Available records start

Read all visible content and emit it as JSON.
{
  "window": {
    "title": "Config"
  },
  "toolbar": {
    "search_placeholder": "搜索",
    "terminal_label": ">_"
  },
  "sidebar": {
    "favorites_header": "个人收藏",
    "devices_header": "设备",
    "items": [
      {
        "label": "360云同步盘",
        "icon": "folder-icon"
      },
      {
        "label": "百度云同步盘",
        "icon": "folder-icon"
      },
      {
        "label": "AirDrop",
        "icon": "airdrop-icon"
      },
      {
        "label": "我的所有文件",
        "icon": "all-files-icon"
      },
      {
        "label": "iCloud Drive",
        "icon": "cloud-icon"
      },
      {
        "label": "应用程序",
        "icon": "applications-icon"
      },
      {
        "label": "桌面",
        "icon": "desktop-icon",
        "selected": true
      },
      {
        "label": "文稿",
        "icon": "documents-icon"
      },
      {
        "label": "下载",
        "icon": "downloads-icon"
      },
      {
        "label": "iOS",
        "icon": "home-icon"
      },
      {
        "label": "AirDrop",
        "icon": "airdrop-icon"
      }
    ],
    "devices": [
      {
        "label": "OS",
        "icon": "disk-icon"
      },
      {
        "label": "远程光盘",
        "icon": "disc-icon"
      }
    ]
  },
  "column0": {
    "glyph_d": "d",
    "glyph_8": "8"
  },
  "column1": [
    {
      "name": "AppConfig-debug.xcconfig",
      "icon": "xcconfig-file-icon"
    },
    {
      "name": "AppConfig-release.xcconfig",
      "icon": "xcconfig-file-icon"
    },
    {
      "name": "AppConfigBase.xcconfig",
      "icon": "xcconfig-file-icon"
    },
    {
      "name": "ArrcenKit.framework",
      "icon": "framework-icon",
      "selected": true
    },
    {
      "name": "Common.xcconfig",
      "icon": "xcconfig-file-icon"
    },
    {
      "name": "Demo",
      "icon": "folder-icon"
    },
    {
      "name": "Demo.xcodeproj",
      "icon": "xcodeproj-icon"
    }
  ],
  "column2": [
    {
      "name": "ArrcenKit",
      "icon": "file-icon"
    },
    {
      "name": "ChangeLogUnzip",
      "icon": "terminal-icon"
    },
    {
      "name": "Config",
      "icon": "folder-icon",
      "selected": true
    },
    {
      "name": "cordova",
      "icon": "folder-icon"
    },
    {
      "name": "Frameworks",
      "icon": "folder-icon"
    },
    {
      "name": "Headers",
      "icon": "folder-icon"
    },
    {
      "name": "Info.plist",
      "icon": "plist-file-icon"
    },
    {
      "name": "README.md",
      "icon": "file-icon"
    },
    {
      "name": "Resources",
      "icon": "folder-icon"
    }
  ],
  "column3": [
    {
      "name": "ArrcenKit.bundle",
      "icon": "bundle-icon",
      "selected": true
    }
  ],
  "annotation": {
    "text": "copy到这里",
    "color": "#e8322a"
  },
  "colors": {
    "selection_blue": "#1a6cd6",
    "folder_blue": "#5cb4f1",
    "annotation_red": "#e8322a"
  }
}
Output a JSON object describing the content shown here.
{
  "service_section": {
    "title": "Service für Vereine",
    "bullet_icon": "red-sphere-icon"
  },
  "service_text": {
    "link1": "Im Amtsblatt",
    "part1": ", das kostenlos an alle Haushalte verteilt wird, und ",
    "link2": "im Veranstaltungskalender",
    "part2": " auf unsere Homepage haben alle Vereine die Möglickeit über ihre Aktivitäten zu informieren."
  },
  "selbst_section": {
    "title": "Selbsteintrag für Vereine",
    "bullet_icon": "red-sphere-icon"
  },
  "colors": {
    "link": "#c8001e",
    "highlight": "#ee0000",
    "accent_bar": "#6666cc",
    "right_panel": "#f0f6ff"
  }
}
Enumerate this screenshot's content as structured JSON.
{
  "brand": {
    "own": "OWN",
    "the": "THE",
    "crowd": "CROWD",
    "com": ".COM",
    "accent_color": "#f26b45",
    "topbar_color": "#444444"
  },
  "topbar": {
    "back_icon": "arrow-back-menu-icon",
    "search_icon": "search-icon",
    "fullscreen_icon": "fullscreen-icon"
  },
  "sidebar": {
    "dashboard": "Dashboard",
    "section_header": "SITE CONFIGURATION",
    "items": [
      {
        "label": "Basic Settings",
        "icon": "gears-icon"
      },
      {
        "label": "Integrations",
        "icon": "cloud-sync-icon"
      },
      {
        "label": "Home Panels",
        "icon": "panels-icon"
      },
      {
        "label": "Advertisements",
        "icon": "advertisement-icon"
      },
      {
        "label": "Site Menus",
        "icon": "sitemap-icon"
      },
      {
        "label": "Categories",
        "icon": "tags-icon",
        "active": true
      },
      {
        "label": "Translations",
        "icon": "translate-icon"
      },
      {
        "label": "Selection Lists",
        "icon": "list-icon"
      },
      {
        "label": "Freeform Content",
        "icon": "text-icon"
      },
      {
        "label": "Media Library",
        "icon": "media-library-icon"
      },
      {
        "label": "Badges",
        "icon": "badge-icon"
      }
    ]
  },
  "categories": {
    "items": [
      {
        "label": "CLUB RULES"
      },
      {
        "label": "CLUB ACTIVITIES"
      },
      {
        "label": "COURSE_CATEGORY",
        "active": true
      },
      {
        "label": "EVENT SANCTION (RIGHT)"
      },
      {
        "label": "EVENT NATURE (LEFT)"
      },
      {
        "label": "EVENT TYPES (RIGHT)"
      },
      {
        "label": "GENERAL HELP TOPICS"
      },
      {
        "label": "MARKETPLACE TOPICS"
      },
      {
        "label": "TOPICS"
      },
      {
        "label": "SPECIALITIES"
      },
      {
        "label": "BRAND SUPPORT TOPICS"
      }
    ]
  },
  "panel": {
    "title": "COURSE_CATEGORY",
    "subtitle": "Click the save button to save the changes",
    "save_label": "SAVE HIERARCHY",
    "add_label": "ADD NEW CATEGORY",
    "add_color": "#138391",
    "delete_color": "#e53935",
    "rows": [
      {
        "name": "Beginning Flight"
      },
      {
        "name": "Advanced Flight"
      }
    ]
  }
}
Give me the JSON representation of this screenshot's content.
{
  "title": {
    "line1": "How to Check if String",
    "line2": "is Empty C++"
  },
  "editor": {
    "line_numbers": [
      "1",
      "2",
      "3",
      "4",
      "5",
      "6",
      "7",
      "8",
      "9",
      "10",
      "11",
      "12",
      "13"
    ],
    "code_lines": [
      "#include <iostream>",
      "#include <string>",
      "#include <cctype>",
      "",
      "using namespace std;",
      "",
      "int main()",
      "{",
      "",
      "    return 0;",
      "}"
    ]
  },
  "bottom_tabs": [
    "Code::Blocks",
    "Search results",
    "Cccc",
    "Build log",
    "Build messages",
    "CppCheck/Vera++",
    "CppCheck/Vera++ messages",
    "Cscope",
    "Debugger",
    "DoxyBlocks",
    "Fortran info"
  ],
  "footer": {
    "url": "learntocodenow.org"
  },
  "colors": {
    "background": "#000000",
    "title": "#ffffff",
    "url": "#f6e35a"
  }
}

Available records end

Copy out each record exactly as given, omitting none.

▶ **Solved exercise**:
Read all visible content and emit it as JSON.
{
  "window": {
    "title": "Config"
  },
  "toolbar": {
    "search_placeholder": "搜索",
    "terminal_label": ">_"
  },
  "sidebar": {
    "favorites_header": "个人收藏",
    "devices_header": "设备",
    "items": [
      {
        "label": "360云同步盘",
        "icon": "folder-icon"
      },
      {
        "label": "百度云同步盘",
        "icon": "folder-icon"
      },
      {
        "label": "AirDrop",
        "icon": "airdrop-icon"
      },
      {
        "label": "我的所有文件",
        "icon": "all-files-icon"
      },
      {
        "label": "iCloud Drive",
        "icon": "cloud-icon"
      },
      {
        "label": "应用程序",
        "icon": "applications-icon"
      },
      {
        "label": "桌面",
        "icon": "desktop-icon",
        "selected": true
      },
      {
        "label": "文稿",
        "icon": "documents-icon"
      },
      {
        "label": "下载",
        "icon": "downloads-icon"
      },
      {
        "label": "iOS",
        "icon": "home-icon"
      },
      {
        "label": "AirDrop",
        "icon": "airdrop-icon"
      }
    ],
    "devices": [
      {
        "label": "OS",
        "icon": "disk-icon"
      },
      {
        "label": "远程光盘",
        "icon": "disc-icon"
      }
    ]
  },
  "column0": {
    "glyph_d": "d",
    "glyph_8": "8"
  },
  "column1": [
    {
      "name": "AppConfig-debug.xcconfig",
      "icon": "xcconfig-file-icon"
    },
    {
      "name": "AppConfig-release.xcconfig",
      "icon": "xcconfig-file-icon"
    },
    {
      "name": "AppConfigBase.xcconfig",
      "icon": "xcconfig-file-icon"
    },
    {
      "name": "ArrcenKit.framework",
      "icon": "framework-icon",
      "selected": true
    },
    {
      "name": "Common.xcconfig",
      "icon": "xcconfig-file-icon"
    },
    {
      "name": "Demo",
      "icon": "folder-icon"
    },
    {
      "name": "Demo.xcodeproj",
      "icon": "xcodeproj-icon"
    }
  ],
  "column2": [
    {
      "name": "ArrcenKit",
      "icon": "file-icon"
    },
    {
      "name": "ChangeLogUnzip",
      "icon": "terminal-icon"
    },
    {
      "name": "Config",
      "icon": "folder-icon",
      "selected": true
    },
    {
      "name": "cordova",
      "icon": "folder-icon"
    },
    {
      "name": "Frameworks",
      "icon": "folder-icon"
    },
    {
      "name": "Headers",
      "icon": "folder-icon"
    },
    {
      "name": "Info.plist",
      "icon": "plist-file-icon"
    },
    {
      "name": "README.md",
      "icon": "file-icon"
    },
    {
      "name": "Resources",
      "icon": "folder-icon"
    }
  ],
  "column3": [
    {
      "name": "ArrcenKit.bundle",
      "icon": "bundle-icon",
      "selected": true
    }
  ],
  "annotation": {
    "text": "copy到这里",
    "color": "#e8322a"
  },
  "colors": {
    "selection_blue": "#1a6cd6",
    "folder_blue": "#5cb4f1",
    "annotation_red": "#e8322a"
  }
}
Output a JSON object describing the content shown here.
{
  "service_section": {
    "title": "Service für Vereine",
    "bullet_icon": "red-sphere-icon"
  },
  "service_text": {
    "link1": "Im Amtsblatt",
    "part1": ", das kostenlos an alle Haushalte verteilt wird, und ",
    "link2": "im Veranstaltungskalender",
    "part2": " auf unsere Homepage haben alle Vereine die Möglickeit über ihre Aktivitäten zu informieren."
  },
  "selbst_section": {
    "title": "Selbsteintrag für Vereine",
    "bullet_icon": "red-sphere-icon"
  },
  "colors": {
    "link": "#c8001e",
    "highlight": "#ee0000",
    "accent_bar": "#6666cc",
    "right_panel": "#f0f6ff"
  }
}
Enumerate this screenshot's content as structured JSON.
{
  "brand": {
    "own": "OWN",
    "the": "THE",
    "crowd": "CROWD",
    "com": ".COM",
    "accent_color": "#f26b45",
    "topbar_color": "#444444"
  },
  "topbar": {
    "back_icon": "arrow-back-menu-icon",
    "search_icon": "search-icon",
    "fullscreen_icon": "fullscreen-icon"
  },
  "sidebar": {
    "dashboard": "Dashboard",
    "section_header": "SITE CONFIGURATION",
    "items": [
      {
        "label": "Basic Settings",
        "icon": "gears-icon"
      },
      {
        "label": "Integrations",
        "icon": "cloud-sync-icon"
      },
      {
        "label": "Home Panels",
        "icon": "panels-icon"
      },
      {
        "label": "Advertisements",
        "icon": "advertisement-icon"
      },
      {
        "label": "Site Menus",
        "icon": "sitemap-icon"
      },
      {
        "label": "Categories",
        "icon": "tags-icon",
        "active": true
      },
      {
        "label": "Translations",
        "icon": "translate-icon"
      },
      {
        "label": "Selection Lists",
        "icon": "list-icon"
      },
      {
        "label": "Freeform Content",
        "icon": "text-icon"
      },
      {
        "label": "Media Library",
        "icon": "media-library-icon"
      },
      {
        "label": "Badges",
        "icon": "badge-icon"
      }
    ]
  },
  "categories": {
    "items": [
      {
        "label": "CLUB RULES"
      },
      {
        "label": "CLUB ACTIVITIES"
      },
      {
        "label": "COURSE_CATEGORY",
        "active": true
      },
      {
        "label": "EVENT SANCTION (RIGHT)"
      },
      {
        "label": "EVENT NATURE (LEFT)"
      },
      {
        "label": "EVENT TYPES (RIGHT)"
      },
      {
        "label": "GENERAL HELP TOPICS"
      },
      {
        "label": "MARKETPLACE TOPICS"
      },
      {
        "label": "TOPICS"
      },
      {
        "label": "SPECIALITIES"
      },
      {
        "label": "BRAND SUPPORT TOPICS"
      }
    ]
  },
  "panel": {
    "title": "COURSE_CATEGORY",
    "subtitle": "Click the save button to save the changes",
    "save_label": "SAVE HIERARCHY",
    "add_label": "ADD NEW CATEGORY",
    "add_color": "#138391",
    "delete_color": "#e53935",
    "rows": [
      {
        "name": "Beginning Flight"
      },
      {
        "name": "Advanced Flight"
      }
    ]
  }
}
Give me the JSON representation of this screenshot's content.
{
  "title": {
    "line1": "How to Check if String",
    "line2": "is Empty C++"
  },
  "editor": {
    "line_numbers": [
      "1",
      "2",
      "3",
      "4",
      "5",
      "6",
      "7",
      "8",
      "9",
      "10",
      "11",
      "12",
      "13"
    ],
    "code_lines": [
      "#include <iostream>",
      "#include <string>",
      "#include <cctype>",
      "",
      "using namespace std;",
      "",
      "int main()",
      "{",
      "",
      "    return 0;",
      "}"
    ]
  },
  "bottom_tabs": [
    "Code::Blocks",
    "Search results",
    "Cccc",
    "Build log",
    "Build messages",
    "CppCheck/Vera++",
    "CppCheck/Vera++ messages",
    "Cscope",
    "Debugger",
    "DoxyBlocks",
    "Fortran info"
  ],
  "footer": {
    "url": "learntocodenow.org"
  },
  "colors": {
    "background": "#000000",
    "title": "#ffffff",
    "url": "#f6e35a"
  }
}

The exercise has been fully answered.